[START OF MATERIAL FOR THIS TASK]

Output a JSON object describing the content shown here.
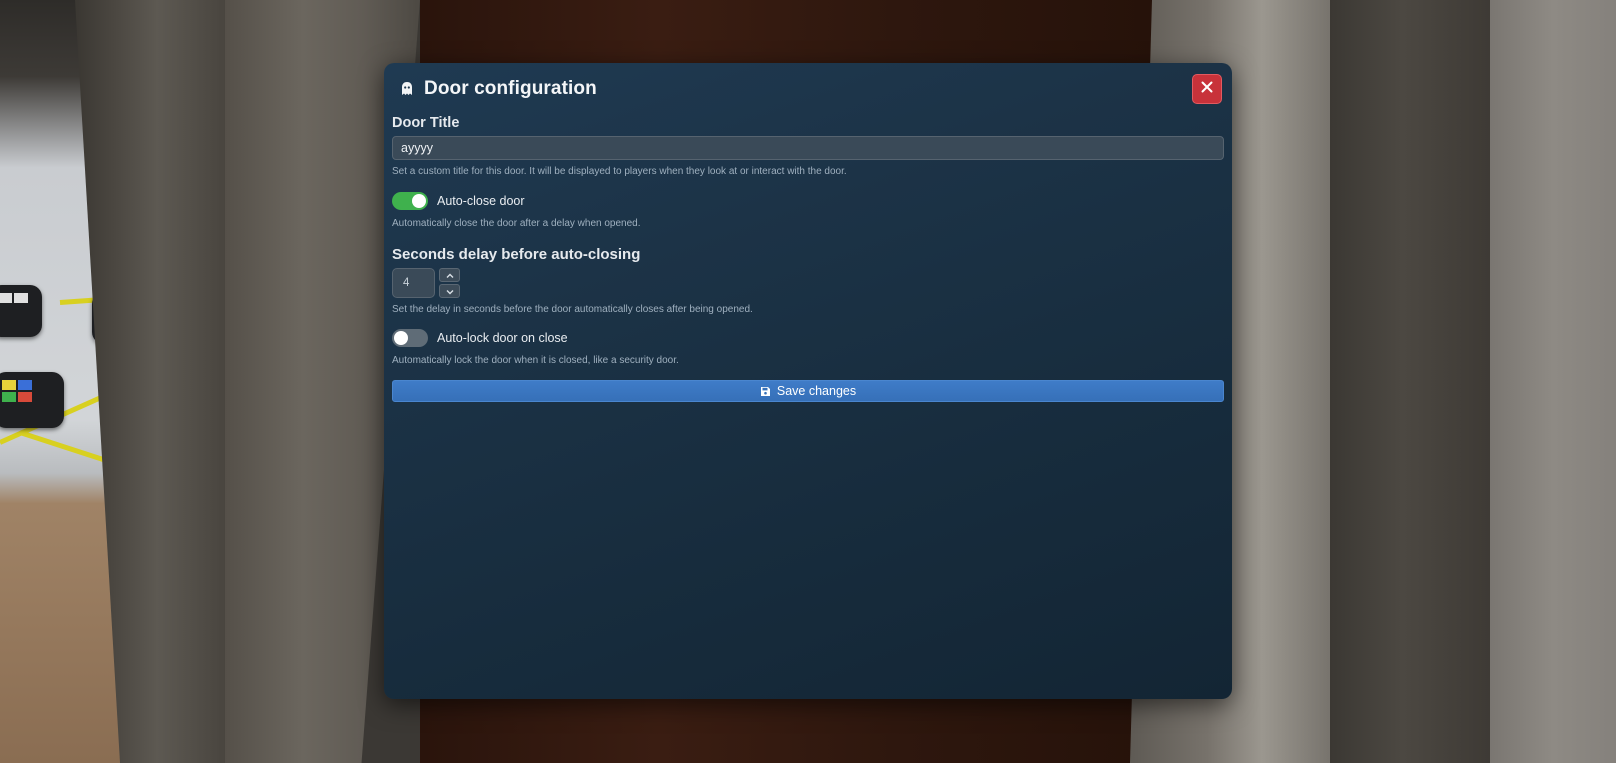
{
  "modal": {
    "title": "Door configuration",
    "title_icon": "ghost-icon",
    "close_icon": "close-icon"
  },
  "door_title": {
    "label": "Door Title",
    "value": "ayyyy",
    "help": "Set a custom title for this door. It will be displayed to players when they look at or interact with the door."
  },
  "auto_close": {
    "label": "Auto-close door",
    "enabled": true,
    "help": "Automatically close the door after a delay when opened."
  },
  "delay": {
    "heading": "Seconds delay before auto-closing",
    "value": "4",
    "help": "Set the delay in seconds before the door automatically closes after being opened."
  },
  "auto_lock": {
    "label": "Auto-lock door on close",
    "enabled": false,
    "help": "Automatically lock the door when it is closed, like a security door."
  },
  "save": {
    "label": "Save changes",
    "icon": "floppy-disk-icon"
  },
  "colors": {
    "toggle_on": "#3fb14d",
    "toggle_off": "#5f6c77",
    "close_button": "#c8323a",
    "save_button": "#3a76c0"
  }
}
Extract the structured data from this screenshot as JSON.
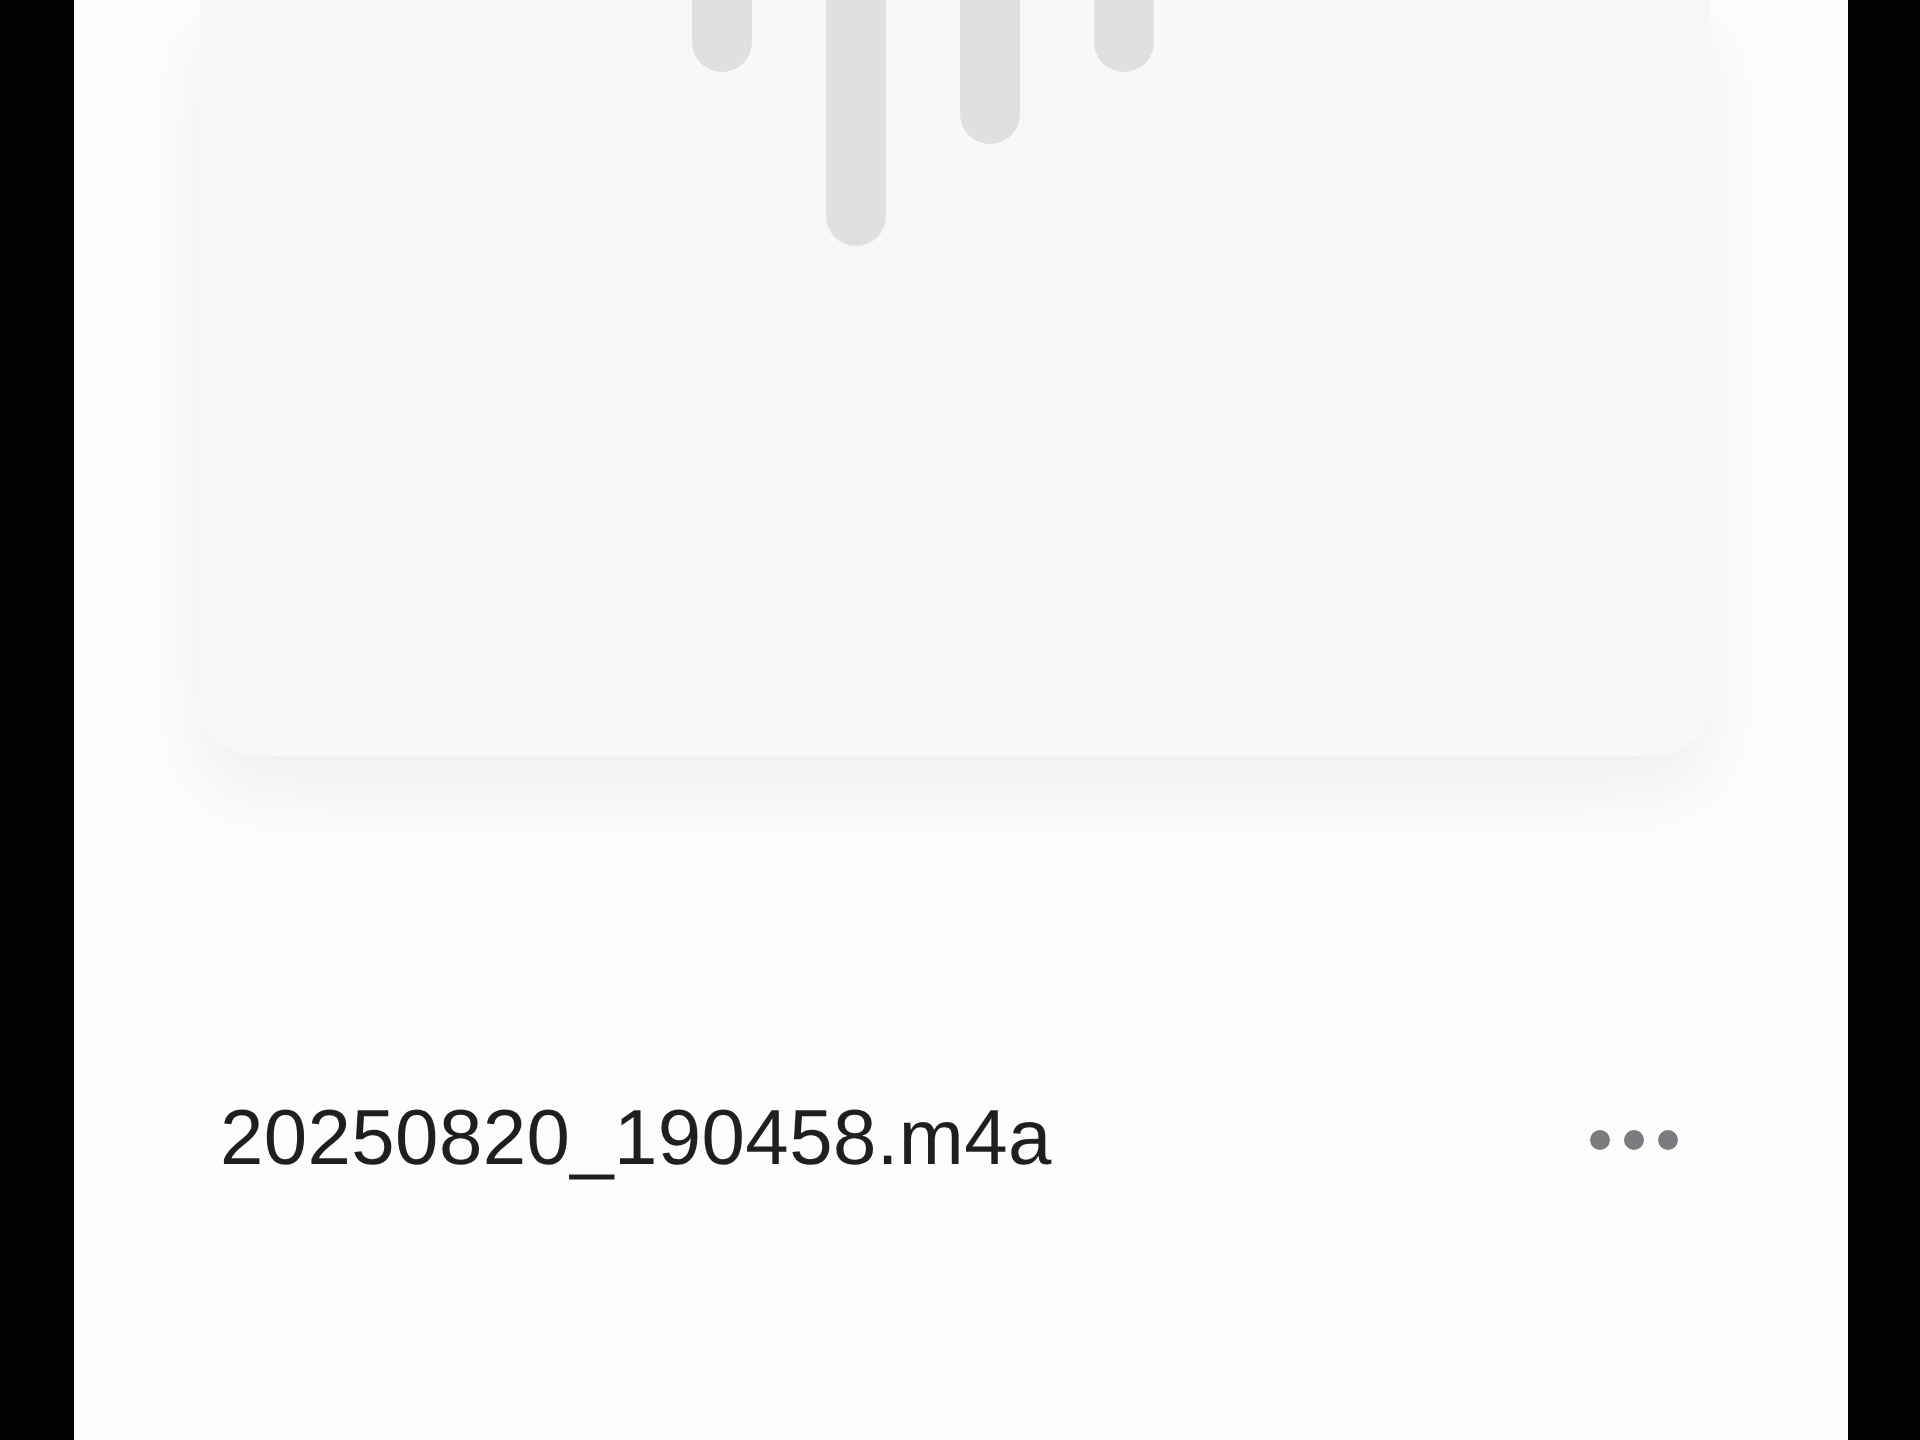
{
  "file": {
    "name": "20250820_190458.m4a"
  }
}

[END OF MATERIAL FOR THIS TASK]

**TASK GOAL:**
Give only the number of lines in the records that contain the string "after".

**RESULT OF THE EXERCISE:**
2